Every entry needs to be printed exactly, please.

**Items from a data source**.
= = = = =
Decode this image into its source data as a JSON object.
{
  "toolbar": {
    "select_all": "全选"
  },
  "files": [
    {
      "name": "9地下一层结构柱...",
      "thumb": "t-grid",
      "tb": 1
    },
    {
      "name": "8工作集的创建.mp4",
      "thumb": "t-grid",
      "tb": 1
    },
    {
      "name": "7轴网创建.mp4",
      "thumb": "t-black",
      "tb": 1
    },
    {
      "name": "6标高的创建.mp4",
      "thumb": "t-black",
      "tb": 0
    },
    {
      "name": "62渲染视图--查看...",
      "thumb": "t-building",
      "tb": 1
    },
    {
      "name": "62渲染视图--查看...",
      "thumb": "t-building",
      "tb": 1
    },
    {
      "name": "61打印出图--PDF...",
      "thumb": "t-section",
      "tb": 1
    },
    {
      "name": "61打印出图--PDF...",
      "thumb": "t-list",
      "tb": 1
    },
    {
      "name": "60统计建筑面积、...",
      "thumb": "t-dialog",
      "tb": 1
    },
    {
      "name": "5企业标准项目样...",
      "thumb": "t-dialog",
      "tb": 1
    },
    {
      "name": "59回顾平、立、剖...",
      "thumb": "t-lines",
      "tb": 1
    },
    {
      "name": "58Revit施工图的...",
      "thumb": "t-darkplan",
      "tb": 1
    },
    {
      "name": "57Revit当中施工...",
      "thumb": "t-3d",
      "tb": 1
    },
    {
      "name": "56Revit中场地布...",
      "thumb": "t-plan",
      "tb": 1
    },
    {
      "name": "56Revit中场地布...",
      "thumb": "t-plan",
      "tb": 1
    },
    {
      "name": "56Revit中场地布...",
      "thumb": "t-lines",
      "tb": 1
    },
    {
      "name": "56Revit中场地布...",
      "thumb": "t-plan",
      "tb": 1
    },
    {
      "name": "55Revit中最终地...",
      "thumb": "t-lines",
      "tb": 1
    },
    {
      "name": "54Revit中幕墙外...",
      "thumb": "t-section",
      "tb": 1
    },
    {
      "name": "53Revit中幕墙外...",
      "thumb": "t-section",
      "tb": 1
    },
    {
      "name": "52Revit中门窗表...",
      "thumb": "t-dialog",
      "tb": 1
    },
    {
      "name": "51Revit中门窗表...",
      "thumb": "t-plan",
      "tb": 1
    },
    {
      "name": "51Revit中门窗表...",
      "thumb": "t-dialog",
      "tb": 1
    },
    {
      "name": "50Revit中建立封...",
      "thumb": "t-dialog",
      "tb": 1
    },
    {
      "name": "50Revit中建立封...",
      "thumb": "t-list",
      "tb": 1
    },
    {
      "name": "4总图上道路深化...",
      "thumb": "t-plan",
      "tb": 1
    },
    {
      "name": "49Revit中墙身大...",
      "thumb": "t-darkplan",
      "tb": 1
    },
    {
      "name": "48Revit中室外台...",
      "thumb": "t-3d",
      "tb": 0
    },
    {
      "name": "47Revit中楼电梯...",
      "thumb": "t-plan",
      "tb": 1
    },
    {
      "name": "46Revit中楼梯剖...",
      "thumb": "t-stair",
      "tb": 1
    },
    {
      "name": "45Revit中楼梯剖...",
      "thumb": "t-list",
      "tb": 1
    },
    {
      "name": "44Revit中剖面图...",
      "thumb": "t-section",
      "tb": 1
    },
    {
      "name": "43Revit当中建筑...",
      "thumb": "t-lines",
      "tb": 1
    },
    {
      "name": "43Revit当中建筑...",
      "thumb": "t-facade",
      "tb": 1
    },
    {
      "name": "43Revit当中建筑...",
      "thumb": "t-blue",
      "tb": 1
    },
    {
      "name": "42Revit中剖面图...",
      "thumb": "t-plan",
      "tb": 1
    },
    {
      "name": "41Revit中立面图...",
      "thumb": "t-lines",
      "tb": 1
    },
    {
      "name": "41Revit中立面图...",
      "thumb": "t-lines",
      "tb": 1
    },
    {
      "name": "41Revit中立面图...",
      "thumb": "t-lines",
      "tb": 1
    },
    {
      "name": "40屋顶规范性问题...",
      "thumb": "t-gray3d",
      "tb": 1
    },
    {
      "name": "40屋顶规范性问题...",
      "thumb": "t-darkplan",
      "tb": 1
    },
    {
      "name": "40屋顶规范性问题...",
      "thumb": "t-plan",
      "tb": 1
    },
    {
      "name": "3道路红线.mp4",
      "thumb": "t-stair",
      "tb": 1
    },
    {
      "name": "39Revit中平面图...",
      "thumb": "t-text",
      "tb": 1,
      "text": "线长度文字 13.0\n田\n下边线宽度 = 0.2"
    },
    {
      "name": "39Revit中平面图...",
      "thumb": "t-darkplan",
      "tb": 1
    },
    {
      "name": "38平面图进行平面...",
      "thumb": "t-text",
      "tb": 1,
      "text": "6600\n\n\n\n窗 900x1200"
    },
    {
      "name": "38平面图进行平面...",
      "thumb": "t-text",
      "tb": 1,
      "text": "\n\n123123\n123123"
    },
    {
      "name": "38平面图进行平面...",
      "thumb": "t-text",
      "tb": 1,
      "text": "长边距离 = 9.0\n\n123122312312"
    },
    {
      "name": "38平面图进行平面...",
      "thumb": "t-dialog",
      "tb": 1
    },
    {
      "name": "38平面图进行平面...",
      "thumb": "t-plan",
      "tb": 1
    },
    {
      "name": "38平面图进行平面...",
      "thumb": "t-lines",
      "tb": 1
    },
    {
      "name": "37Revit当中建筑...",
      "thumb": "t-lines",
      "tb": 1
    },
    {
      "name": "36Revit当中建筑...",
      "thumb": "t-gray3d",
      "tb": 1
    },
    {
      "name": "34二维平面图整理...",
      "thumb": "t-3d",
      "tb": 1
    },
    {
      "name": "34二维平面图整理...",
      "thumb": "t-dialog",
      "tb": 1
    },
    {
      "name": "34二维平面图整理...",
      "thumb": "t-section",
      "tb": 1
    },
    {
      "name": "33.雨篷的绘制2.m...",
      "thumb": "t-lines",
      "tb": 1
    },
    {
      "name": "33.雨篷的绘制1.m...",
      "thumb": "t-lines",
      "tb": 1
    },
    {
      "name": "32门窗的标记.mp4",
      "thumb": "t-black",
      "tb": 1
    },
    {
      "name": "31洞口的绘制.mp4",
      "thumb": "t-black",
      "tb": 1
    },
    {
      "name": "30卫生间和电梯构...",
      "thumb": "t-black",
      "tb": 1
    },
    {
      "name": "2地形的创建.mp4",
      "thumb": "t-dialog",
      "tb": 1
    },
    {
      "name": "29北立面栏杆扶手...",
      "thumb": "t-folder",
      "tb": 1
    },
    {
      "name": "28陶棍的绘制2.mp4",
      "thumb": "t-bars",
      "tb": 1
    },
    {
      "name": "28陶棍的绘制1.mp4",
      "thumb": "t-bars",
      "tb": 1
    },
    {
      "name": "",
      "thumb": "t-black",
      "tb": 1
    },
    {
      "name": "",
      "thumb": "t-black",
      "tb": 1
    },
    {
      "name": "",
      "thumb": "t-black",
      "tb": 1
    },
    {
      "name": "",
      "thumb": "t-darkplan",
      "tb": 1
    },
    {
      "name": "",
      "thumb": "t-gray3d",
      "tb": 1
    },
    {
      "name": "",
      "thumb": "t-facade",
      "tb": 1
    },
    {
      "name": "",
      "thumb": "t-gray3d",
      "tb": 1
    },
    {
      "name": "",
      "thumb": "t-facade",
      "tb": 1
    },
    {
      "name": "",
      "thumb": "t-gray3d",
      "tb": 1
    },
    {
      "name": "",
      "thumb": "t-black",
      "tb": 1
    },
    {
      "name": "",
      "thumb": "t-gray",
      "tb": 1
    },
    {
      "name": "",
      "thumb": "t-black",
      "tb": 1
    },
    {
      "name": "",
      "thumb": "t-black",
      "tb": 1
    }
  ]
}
= = = = =
**Complete answer**.
Decode this image into its source data as a JSON object.
{
  "toolbar": {
    "select_all": "全选"
  },
  "files": [
    {
      "name": "9地下一层结构柱...",
      "thumb": "t-grid",
      "tb": 1
    },
    {
      "name": "8工作集的创建.mp4",
      "thumb": "t-grid",
      "tb": 1
    },
    {
      "name": "7轴网创建.mp4",
      "thumb": "t-black",
      "tb": 1
    },
    {
      "name": "6标高的创建.mp4",
      "thumb": "t-black",
      "tb": 0
    },
    {
      "name": "62渲染视图--查看...",
      "thumb": "t-building",
      "tb": 1
    },
    {
      "name": "62渲染视图--查看...",
      "thumb": "t-building",
      "tb": 1
    },
    {
      "name": "61打印出图--PDF...",
      "thumb": "t-section",
      "tb": 1
    },
    {
      "name": "61打印出图--PDF...",
      "thumb": "t-list",
      "tb": 1
    },
    {
      "name": "60统计建筑面积、...",
      "thumb": "t-dialog",
      "tb": 1
    },
    {
      "name": "5企业标准项目样...",
      "thumb": "t-dialog",
      "tb": 1
    },
    {
      "name": "59回顾平、立、剖...",
      "thumb": "t-lines",
      "tb": 1
    },
    {
      "name": "58Revit施工图的...",
      "thumb": "t-darkplan",
      "tb": 1
    },
    {
      "name": "57Revit当中施工...",
      "thumb": "t-3d",
      "tb": 1
    },
    {
      "name": "56Revit中场地布...",
      "thumb": "t-plan",
      "tb": 1
    },
    {
      "name": "56Revit中场地布...",
      "thumb": "t-plan",
      "tb": 1
    },
    {
      "name": "56Revit中场地布...",
      "thumb": "t-lines",
      "tb": 1
    },
    {
      "name": "56Revit中场地布...",
      "thumb": "t-plan",
      "tb": 1
    },
    {
      "name": "55Revit中最终地...",
      "thumb": "t-lines",
      "tb": 1
    },
    {
      "name": "54Revit中幕墙外...",
      "thumb": "t-section",
      "tb": 1
    },
    {
      "name": "53Revit中幕墙外...",
      "thumb": "t-section",
      "tb": 1
    },
    {
      "name": "52Revit中门窗表...",
      "thumb": "t-dialog",
      "tb": 1
    },
    {
      "name": "51Revit中门窗表...",
      "thumb": "t-plan",
      "tb": 1
    },
    {
      "name": "51Revit中门窗表...",
      "thumb": "t-dialog",
      "tb": 1
    },
    {
      "name": "50Revit中建立封...",
      "thumb": "t-dialog",
      "tb": 1
    },
    {
      "name": "50Revit中建立封...",
      "thumb": "t-list",
      "tb": 1
    },
    {
      "name": "4总图上道路深化...",
      "thumb": "t-plan",
      "tb": 1
    },
    {
      "name": "49Revit中墙身大...",
      "thumb": "t-darkplan",
      "tb": 1
    },
    {
      "name": "48Revit中室外台...",
      "thumb": "t-3d",
      "tb": 0
    },
    {
      "name": "47Revit中楼电梯...",
      "thumb": "t-plan",
      "tb": 1
    },
    {
      "name": "46Revit中楼梯剖...",
      "thumb": "t-stair",
      "tb": 1
    },
    {
      "name": "45Revit中楼梯剖...",
      "thumb": "t-list",
      "tb": 1
    },
    {
      "name": "44Revit中剖面图...",
      "thumb": "t-section",
      "tb": 1
    },
    {
      "name": "43Revit当中建筑...",
      "thumb": "t-lines",
      "tb": 1
    },
    {
      "name": "43Revit当中建筑...",
      "thumb": "t-facade",
      "tb": 1
    },
    {
      "name": "43Revit当中建筑...",
      "thumb": "t-blue",
      "tb": 1
    },
    {
      "name": "42Revit中剖面图...",
      "thumb": "t-plan",
      "tb": 1
    },
    {
      "name": "41Revit中立面图...",
      "thumb": "t-lines",
      "tb": 1
    },
    {
      "name": "41Revit中立面图...",
      "thumb": "t-lines",
      "tb": 1
    },
    {
      "name": "41Revit中立面图...",
      "thumb": "t-lines",
      "tb": 1
    },
    {
      "name": "40屋顶规范性问题...",
      "thumb": "t-gray3d",
      "tb": 1
    },
    {
      "name": "40屋顶规范性问题...",
      "thumb": "t-darkplan",
      "tb": 1
    },
    {
      "name": "40屋顶规范性问题...",
      "thumb": "t-plan",
      "tb": 1
    },
    {
      "name": "3道路红线.mp4",
      "thumb": "t-stair",
      "tb": 1
    },
    {
      "name": "39Revit中平面图...",
      "thumb": "t-text",
      "tb": 1,
      "text": "线长度文字 13.0\n田\n下边线宽度 = 0.2"
    },
    {
      "name": "39Revit中平面图...",
      "thumb": "t-darkplan",
      "tb": 1
    },
    {
      "name": "38平面图进行平面...",
      "thumb": "t-text",
      "tb": 1,
      "text": "6600\n\n\n\n窗 900x1200"
    },
    {
      "name": "38平面图进行平面...",
      "thumb": "t-text",
      "tb": 1,
      "text": "\n\n123123\n123123"
    },
    {
      "name": "38平面图进行平面...",
      "thumb": "t-text",
      "tb": 1,
      "text": "长边距离 = 9.0\n\n123122312312"
    },
    {
      "name": "38平面图进行平面...",
      "thumb": "t-dialog",
      "tb": 1
    },
    {
      "name": "38平面图进行平面...",
      "thumb": "t-plan",
      "tb": 1
    },
    {
      "name": "38平面图进行平面...",
      "thumb": "t-lines",
      "tb": 1
    },
    {
      "name": "37Revit当中建筑...",
      "thumb": "t-lines",
      "tb": 1
    },
    {
      "name": "36Revit当中建筑...",
      "thumb": "t-gray3d",
      "tb": 1
    },
    {
      "name": "34二维平面图整理...",
      "thumb": "t-3d",
      "tb": 1
    },
    {
      "name": "34二维平面图整理...",
      "thumb": "t-dialog",
      "tb": 1
    },
    {
      "name": "34二维平面图整理...",
      "thumb": "t-section",
      "tb": 1
    },
    {
      "name": "33.雨篷的绘制2.m...",
      "thumb": "t-lines",
      "tb": 1
    },
    {
      "name": "33.雨篷的绘制1.m...",
      "thumb": "t-lines",
      "tb": 1
    },
    {
      "name": "32门窗的标记.mp4",
      "thumb": "t-black",
      "tb": 1
    },
    {
      "name": "31洞口的绘制.mp4",
      "thumb": "t-black",
      "tb": 1
    },
    {
      "name": "30卫生间和电梯构...",
      "thumb": "t-black",
      "tb": 1
    },
    {
      "name": "2地形的创建.mp4",
      "thumb": "t-dialog",
      "tb": 1
    },
    {
      "name": "29北立面栏杆扶手...",
      "thumb": "t-folder",
      "tb": 1
    },
    {
      "name": "28陶棍的绘制2.mp4",
      "thumb": "t-bars",
      "tb": 1
    },
    {
      "name": "28陶棍的绘制1.mp4",
      "thumb": "t-bars",
      "tb": 1
    },
    {
      "name": "",
      "thumb": "t-black",
      "tb": 1
    },
    {
      "name": "",
      "thumb": "t-black",
      "tb": 1
    },
    {
      "name": "",
      "thumb": "t-black",
      "tb": 1
    },
    {
      "name": "",
      "thumb": "t-darkplan",
      "tb": 1
    },
    {
      "name": "",
      "thumb": "t-gray3d",
      "tb": 1
    },
    {
      "name": "",
      "thumb": "t-facade",
      "tb": 1
    },
    {
      "name": "",
      "thumb": "t-gray3d",
      "tb": 1
    },
    {
      "name": "",
      "thumb": "t-facade",
      "tb": 1
    },
    {
      "name": "",
      "thumb": "t-gray3d",
      "tb": 1
    },
    {
      "name": "",
      "thumb": "t-black",
      "tb": 1
    },
    {
      "name": "",
      "thumb": "t-gray",
      "tb": 1
    },
    {
      "name": "",
      "thumb": "t-black",
      "tb": 1
    },
    {
      "name": "",
      "thumb": "t-black",
      "tb": 1
    }
  ]
}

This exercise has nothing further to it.